**What to work on**
Below are the records; collect from them each line containing the string "name".

## Start Records shown

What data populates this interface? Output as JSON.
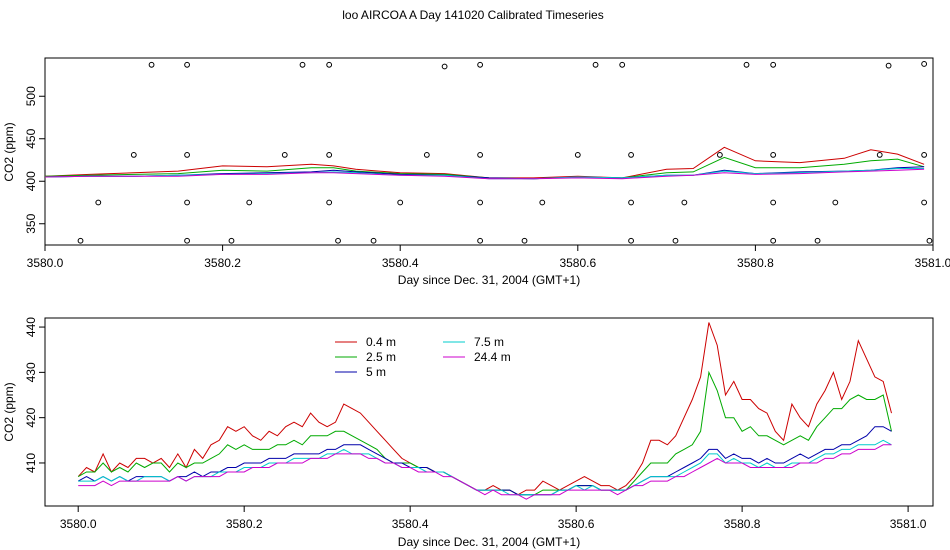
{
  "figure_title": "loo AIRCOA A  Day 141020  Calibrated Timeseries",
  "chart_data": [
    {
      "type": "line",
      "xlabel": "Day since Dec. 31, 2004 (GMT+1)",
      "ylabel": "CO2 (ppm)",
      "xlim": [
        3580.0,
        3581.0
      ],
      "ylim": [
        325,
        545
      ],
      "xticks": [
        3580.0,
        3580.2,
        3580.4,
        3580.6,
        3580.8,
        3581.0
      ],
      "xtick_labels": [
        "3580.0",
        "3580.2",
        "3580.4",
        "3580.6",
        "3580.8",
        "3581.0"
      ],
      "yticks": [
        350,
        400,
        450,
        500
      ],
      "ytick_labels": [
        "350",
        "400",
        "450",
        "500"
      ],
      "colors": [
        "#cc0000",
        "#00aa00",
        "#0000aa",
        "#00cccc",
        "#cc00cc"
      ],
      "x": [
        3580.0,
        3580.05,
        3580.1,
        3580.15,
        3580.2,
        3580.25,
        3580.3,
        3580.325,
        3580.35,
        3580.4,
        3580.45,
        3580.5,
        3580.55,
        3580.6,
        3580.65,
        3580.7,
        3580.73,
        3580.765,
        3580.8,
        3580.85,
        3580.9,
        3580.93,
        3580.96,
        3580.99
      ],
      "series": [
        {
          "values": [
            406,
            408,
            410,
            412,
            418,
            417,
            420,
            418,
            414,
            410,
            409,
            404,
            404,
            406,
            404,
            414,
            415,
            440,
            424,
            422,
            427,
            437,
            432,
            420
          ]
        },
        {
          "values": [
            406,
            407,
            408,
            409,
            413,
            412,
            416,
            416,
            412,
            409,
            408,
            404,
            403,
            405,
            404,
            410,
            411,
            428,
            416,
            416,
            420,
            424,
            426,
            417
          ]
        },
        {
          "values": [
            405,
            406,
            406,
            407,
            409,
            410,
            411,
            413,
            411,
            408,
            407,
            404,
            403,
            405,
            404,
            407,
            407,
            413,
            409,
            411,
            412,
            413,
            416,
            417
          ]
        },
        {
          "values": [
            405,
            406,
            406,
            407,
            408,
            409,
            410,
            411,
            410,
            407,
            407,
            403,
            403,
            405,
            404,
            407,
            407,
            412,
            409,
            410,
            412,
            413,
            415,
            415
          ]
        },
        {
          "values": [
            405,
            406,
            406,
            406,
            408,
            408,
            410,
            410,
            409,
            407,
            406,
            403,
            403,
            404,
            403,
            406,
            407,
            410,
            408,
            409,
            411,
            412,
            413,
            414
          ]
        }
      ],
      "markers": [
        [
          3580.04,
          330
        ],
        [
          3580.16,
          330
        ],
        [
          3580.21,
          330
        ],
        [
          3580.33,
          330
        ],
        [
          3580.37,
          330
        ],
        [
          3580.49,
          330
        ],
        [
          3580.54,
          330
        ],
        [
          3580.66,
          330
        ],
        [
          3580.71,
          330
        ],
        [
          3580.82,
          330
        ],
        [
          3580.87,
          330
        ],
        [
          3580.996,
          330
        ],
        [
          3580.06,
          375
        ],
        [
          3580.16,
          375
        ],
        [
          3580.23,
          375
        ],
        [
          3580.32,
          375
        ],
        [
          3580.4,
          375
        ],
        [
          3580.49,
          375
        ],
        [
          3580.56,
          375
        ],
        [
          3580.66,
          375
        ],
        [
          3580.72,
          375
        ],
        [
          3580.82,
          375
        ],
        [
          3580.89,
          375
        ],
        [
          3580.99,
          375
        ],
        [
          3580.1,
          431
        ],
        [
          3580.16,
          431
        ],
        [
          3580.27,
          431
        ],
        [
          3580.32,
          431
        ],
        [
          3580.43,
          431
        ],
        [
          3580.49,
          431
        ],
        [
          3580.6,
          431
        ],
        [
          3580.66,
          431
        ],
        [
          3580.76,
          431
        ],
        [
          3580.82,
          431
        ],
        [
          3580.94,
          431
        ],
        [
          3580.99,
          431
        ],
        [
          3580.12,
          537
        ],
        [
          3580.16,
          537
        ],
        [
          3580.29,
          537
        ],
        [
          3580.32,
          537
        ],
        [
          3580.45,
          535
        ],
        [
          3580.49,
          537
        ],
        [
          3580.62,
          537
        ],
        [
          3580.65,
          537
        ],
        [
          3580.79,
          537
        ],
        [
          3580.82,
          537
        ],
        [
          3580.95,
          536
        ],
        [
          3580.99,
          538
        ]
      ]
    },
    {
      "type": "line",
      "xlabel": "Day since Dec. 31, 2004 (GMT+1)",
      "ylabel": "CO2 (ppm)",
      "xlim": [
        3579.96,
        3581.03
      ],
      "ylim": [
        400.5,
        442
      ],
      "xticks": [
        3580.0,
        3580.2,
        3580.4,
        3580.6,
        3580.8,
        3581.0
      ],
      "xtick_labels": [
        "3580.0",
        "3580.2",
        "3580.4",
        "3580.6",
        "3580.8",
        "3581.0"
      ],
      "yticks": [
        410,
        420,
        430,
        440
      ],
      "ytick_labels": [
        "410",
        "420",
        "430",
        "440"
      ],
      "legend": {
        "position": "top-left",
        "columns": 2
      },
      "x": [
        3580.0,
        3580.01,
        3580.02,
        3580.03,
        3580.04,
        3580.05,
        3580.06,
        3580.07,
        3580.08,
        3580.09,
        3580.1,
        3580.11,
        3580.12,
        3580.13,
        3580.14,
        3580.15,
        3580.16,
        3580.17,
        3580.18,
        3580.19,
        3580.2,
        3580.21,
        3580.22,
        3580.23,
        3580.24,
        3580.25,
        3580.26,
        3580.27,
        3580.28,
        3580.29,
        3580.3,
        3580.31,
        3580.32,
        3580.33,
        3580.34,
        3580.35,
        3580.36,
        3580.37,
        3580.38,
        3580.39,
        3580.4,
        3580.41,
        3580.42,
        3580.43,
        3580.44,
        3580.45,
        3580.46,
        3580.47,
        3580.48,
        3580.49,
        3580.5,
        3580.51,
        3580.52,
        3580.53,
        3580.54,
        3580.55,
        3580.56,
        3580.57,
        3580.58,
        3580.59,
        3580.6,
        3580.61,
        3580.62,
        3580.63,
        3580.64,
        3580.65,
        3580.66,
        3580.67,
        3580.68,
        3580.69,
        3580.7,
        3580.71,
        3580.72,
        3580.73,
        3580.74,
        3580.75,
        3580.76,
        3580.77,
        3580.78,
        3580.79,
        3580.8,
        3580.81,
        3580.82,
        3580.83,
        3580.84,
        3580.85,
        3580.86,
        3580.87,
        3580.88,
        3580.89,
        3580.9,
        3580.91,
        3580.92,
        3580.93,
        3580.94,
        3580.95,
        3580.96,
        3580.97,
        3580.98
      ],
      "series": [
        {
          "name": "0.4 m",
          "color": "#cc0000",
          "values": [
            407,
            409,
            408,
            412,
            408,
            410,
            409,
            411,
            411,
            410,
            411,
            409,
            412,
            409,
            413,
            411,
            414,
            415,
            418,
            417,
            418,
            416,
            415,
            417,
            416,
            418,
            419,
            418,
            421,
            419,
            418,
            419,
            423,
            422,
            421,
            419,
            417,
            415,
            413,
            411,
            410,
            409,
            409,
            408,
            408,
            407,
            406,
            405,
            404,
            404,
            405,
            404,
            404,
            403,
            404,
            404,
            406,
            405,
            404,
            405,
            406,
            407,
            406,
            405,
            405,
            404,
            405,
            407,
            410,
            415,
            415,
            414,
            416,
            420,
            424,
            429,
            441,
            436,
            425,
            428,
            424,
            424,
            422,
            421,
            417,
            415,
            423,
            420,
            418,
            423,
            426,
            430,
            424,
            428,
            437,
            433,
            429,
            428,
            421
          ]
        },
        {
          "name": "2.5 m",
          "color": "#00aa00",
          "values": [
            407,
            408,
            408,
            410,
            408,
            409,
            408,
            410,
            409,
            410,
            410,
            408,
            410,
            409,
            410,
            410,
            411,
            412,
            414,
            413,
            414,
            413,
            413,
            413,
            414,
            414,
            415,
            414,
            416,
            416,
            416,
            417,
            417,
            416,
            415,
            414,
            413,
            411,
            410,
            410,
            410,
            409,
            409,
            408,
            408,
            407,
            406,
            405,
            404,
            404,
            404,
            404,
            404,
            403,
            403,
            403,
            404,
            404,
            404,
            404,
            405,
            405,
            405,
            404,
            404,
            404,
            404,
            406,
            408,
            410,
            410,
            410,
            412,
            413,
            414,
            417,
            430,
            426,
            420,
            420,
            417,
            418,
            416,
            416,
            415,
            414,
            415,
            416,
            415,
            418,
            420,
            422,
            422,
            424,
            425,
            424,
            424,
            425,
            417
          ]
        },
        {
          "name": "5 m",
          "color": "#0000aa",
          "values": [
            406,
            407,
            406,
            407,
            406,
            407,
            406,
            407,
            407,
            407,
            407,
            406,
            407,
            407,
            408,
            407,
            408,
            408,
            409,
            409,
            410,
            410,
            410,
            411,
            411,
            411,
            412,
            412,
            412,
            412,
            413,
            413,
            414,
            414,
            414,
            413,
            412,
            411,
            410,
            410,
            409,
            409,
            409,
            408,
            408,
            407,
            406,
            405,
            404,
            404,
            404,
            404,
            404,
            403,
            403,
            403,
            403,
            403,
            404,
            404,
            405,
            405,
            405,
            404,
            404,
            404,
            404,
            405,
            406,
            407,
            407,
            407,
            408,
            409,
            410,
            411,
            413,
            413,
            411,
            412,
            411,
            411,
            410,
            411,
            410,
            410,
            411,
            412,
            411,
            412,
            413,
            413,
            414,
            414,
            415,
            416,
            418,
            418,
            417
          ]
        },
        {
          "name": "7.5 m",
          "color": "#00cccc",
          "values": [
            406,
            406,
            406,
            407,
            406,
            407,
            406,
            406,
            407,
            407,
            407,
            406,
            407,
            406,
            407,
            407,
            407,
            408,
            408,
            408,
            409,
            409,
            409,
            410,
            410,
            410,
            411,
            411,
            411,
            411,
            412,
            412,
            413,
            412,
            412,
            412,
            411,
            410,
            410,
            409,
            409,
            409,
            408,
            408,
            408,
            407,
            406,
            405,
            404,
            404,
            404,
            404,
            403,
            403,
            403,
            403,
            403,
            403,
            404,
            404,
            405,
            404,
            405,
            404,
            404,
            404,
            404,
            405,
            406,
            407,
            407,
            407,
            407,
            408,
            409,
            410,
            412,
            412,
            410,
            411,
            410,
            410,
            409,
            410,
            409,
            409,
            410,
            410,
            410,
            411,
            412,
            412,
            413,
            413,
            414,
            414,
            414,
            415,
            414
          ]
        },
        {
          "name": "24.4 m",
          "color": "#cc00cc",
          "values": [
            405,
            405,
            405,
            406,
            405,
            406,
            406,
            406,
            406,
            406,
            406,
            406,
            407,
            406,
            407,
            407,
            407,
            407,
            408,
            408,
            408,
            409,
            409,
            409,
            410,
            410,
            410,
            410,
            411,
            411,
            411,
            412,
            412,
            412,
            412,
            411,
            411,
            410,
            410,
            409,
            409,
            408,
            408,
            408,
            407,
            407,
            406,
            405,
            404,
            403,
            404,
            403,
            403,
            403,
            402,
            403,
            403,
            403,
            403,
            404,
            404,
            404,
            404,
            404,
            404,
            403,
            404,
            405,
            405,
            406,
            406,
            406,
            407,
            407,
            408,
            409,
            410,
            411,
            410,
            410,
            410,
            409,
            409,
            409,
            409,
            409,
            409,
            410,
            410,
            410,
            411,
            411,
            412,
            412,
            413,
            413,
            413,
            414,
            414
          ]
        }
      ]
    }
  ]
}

## End Records shown

**Response**
          "name": "0.4 m",
          "name": "2.5 m",
          "name": "5 m",
          "name": "7.5 m",
          "name": "24.4 m",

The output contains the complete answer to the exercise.